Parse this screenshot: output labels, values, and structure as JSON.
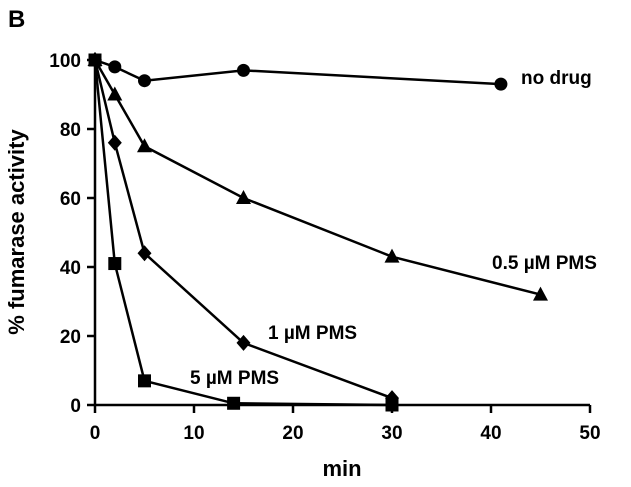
{
  "chart_data": {
    "type": "line",
    "panel_label": "B",
    "title": "",
    "xlabel": "min",
    "ylabel": "% fumarase activity",
    "xlim": [
      0,
      50
    ],
    "ylim": [
      0,
      100
    ],
    "xticks": [
      0,
      10,
      20,
      30,
      40,
      50
    ],
    "yticks": [
      0,
      20,
      40,
      60,
      80,
      100
    ],
    "grid": false,
    "legend": "inline labels next to each series",
    "series": [
      {
        "name": "no drug",
        "marker": "circle",
        "color": "#000000",
        "x": [
          0,
          2,
          5,
          15,
          41
        ],
        "y": [
          100,
          98,
          94,
          97,
          93
        ]
      },
      {
        "name": "0.5 µM PMS",
        "marker": "triangle",
        "color": "#000000",
        "x": [
          0,
          2,
          5,
          15,
          30,
          45
        ],
        "y": [
          100,
          90,
          75,
          60,
          43,
          32
        ]
      },
      {
        "name": "1 µM PMS",
        "marker": "diamond",
        "color": "#000000",
        "x": [
          0,
          2,
          5,
          15,
          30
        ],
        "y": [
          100,
          76,
          44,
          18,
          2
        ]
      },
      {
        "name": "5 µM PMS",
        "marker": "square",
        "color": "#000000",
        "x": [
          0,
          2,
          5,
          14,
          30
        ],
        "y": [
          100,
          41,
          7,
          0.5,
          0
        ]
      }
    ]
  }
}
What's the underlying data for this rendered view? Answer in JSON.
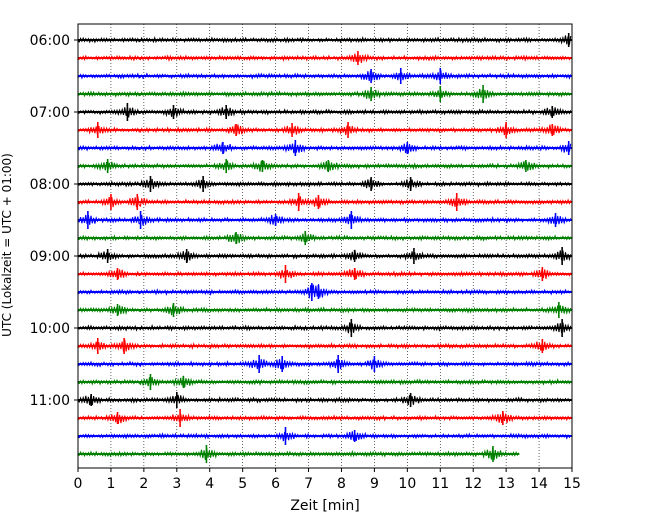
{
  "chart_data": {
    "type": "line",
    "title": "",
    "xlabel": "Zeit  [min]",
    "ylabel": "UTC (Lokalzeit = UTC + 01:00)",
    "xlim": [
      0,
      15
    ],
    "xticks": [
      0,
      1,
      2,
      3,
      4,
      5,
      6,
      7,
      8,
      9,
      10,
      11,
      12,
      13,
      14,
      15
    ],
    "ytick_labels": [
      "06:00",
      "07:00",
      "08:00",
      "09:00",
      "10:00",
      "11:00"
    ],
    "ytick_traces": [
      0,
      4,
      8,
      12,
      16,
      20
    ],
    "grid": {
      "x": "dotted",
      "y": "none"
    },
    "color_cycle": [
      "#000000",
      "#ff0000",
      "#0000ff",
      "#008000"
    ],
    "trace_interval_minutes": 15,
    "traces": [
      {
        "start": "06:00",
        "color": "#000000",
        "x_end": 15,
        "spikes": [
          14.9
        ]
      },
      {
        "start": "06:15",
        "color": "#ff0000",
        "x_end": 15,
        "spikes": [
          8.5
        ]
      },
      {
        "start": "06:30",
        "color": "#0000ff",
        "x_end": 15,
        "spikes": [
          8.9,
          9.8,
          11.0
        ]
      },
      {
        "start": "06:45",
        "color": "#008000",
        "x_end": 15,
        "spikes": [
          8.9,
          11.0,
          12.3
        ]
      },
      {
        "start": "07:00",
        "color": "#000000",
        "x_end": 15,
        "spikes": [
          1.5,
          2.9,
          4.5,
          14.4
        ]
      },
      {
        "start": "07:15",
        "color": "#ff0000",
        "x_end": 15,
        "spikes": [
          0.6,
          4.8,
          6.5,
          8.2,
          13.0,
          14.4
        ]
      },
      {
        "start": "07:30",
        "color": "#0000ff",
        "x_end": 15,
        "spikes": [
          4.4,
          6.6,
          10.0,
          14.9
        ]
      },
      {
        "start": "07:45",
        "color": "#008000",
        "x_end": 15,
        "spikes": [
          0.9,
          4.5,
          5.6,
          7.6,
          13.6
        ]
      },
      {
        "start": "08:00",
        "color": "#000000",
        "x_end": 15,
        "spikes": [
          2.2,
          3.8,
          8.9,
          10.1
        ]
      },
      {
        "start": "08:15",
        "color": "#ff0000",
        "x_end": 15,
        "spikes": [
          1.0,
          1.8,
          6.7,
          7.3,
          11.5
        ]
      },
      {
        "start": "08:30",
        "color": "#0000ff",
        "x_end": 15,
        "spikes": [
          0.3,
          1.9,
          6.0,
          8.3,
          14.5
        ]
      },
      {
        "start": "08:45",
        "color": "#008000",
        "x_end": 15,
        "spikes": [
          4.8,
          6.9
        ]
      },
      {
        "start": "09:00",
        "color": "#000000",
        "x_end": 15,
        "spikes": [
          0.9,
          3.3,
          8.4,
          10.2,
          14.7
        ]
      },
      {
        "start": "09:15",
        "color": "#ff0000",
        "x_end": 15,
        "spikes": [
          1.2,
          6.3,
          8.4,
          14.1
        ]
      },
      {
        "start": "09:30",
        "color": "#0000ff",
        "x_end": 15,
        "spikes": [
          7.1,
          7.3
        ]
      },
      {
        "start": "09:45",
        "color": "#008000",
        "x_end": 15,
        "spikes": [
          1.2,
          2.9,
          14.6
        ]
      },
      {
        "start": "10:00",
        "color": "#000000",
        "x_end": 15,
        "spikes": [
          8.3,
          14.7
        ]
      },
      {
        "start": "10:15",
        "color": "#ff0000",
        "x_end": 15,
        "spikes": [
          0.6,
          1.4,
          14.1
        ]
      },
      {
        "start": "10:30",
        "color": "#0000ff",
        "x_end": 15,
        "spikes": [
          5.5,
          6.2,
          7.9,
          9.0
        ]
      },
      {
        "start": "10:45",
        "color": "#008000",
        "x_end": 15,
        "spikes": [
          2.2,
          3.2
        ]
      },
      {
        "start": "11:00",
        "color": "#000000",
        "x_end": 15,
        "spikes": [
          0.4,
          3.0,
          10.1
        ]
      },
      {
        "start": "11:15",
        "color": "#ff0000",
        "x_end": 15,
        "spikes": [
          1.2,
          3.1,
          12.9
        ]
      },
      {
        "start": "11:30",
        "color": "#0000ff",
        "x_end": 15,
        "spikes": [
          6.3,
          8.4
        ]
      },
      {
        "start": "11:45",
        "color": "#008000",
        "x_end": 13.4,
        "spikes": [
          3.9,
          12.6
        ]
      }
    ]
  }
}
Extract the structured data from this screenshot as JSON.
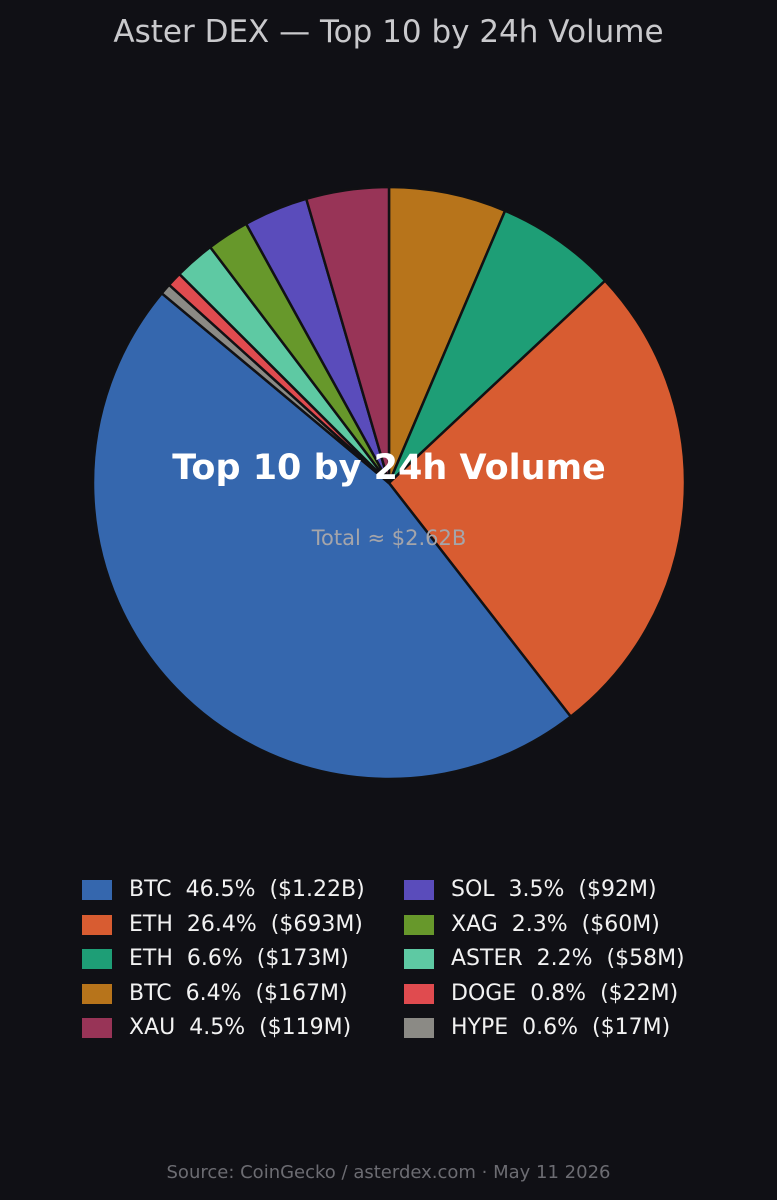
{
  "chart_data": {
    "type": "pie",
    "title": "Aster DEX — Top 10 by 24h Volume",
    "center_title": "Top 10 by 24h Volume",
    "center_subtitle": "Total ≈ $2.62B",
    "source": "Source: CoinGecko / asterdex.com  ·  May 11 2026",
    "legend_placement": "bottom",
    "slices": [
      {
        "label": "BTC  46.5%  ($1.22B)",
        "name": "BTC",
        "percent": 46.5,
        "value_usd_m": 1220,
        "color": "#3567ae"
      },
      {
        "label": "ETH  26.4%  ($693M)",
        "name": "ETH",
        "percent": 26.4,
        "value_usd_m": 693,
        "color": "#d85c31"
      },
      {
        "label": "ETH  6.6%  ($173M)",
        "name": "ETH",
        "percent": 6.6,
        "value_usd_m": 173,
        "color": "#1e9e76"
      },
      {
        "label": "BTC  6.4%  ($167M)",
        "name": "BTC",
        "percent": 6.4,
        "value_usd_m": 167,
        "color": "#b7741b"
      },
      {
        "label": "XAU  4.5%  ($119M)",
        "name": "XAU",
        "percent": 4.5,
        "value_usd_m": 119,
        "color": "#983457"
      },
      {
        "label": "SOL  3.5%  ($92M)",
        "name": "SOL",
        "percent": 3.5,
        "value_usd_m": 92,
        "color": "#5a4cbb"
      },
      {
        "label": "XAG  2.3%  ($60M)",
        "name": "XAG",
        "percent": 2.3,
        "value_usd_m": 60,
        "color": "#67982b"
      },
      {
        "label": "ASTER  2.2%  ($58M)",
        "name": "ASTER",
        "percent": 2.2,
        "value_usd_m": 58,
        "color": "#5ec9a3"
      },
      {
        "label": "DOGE  0.8%  ($22M)",
        "name": "DOGE",
        "percent": 0.8,
        "value_usd_m": 22,
        "color": "#e04b4f"
      },
      {
        "label": "HYPE  0.6%  ($17M)",
        "name": "HYPE",
        "percent": 0.6,
        "value_usd_m": 17,
        "color": "#8b8a85"
      }
    ]
  }
}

================

(Stated problem) Above are the records; copy every line in them that holds the word "JSON".

(Reply to the exercise)
Parse this screenshot: output labels, values, and structure as JSON.
What's the underlying data for this rendered view? Answer in JSON.
Extract the structured data from this screenshot as JSON.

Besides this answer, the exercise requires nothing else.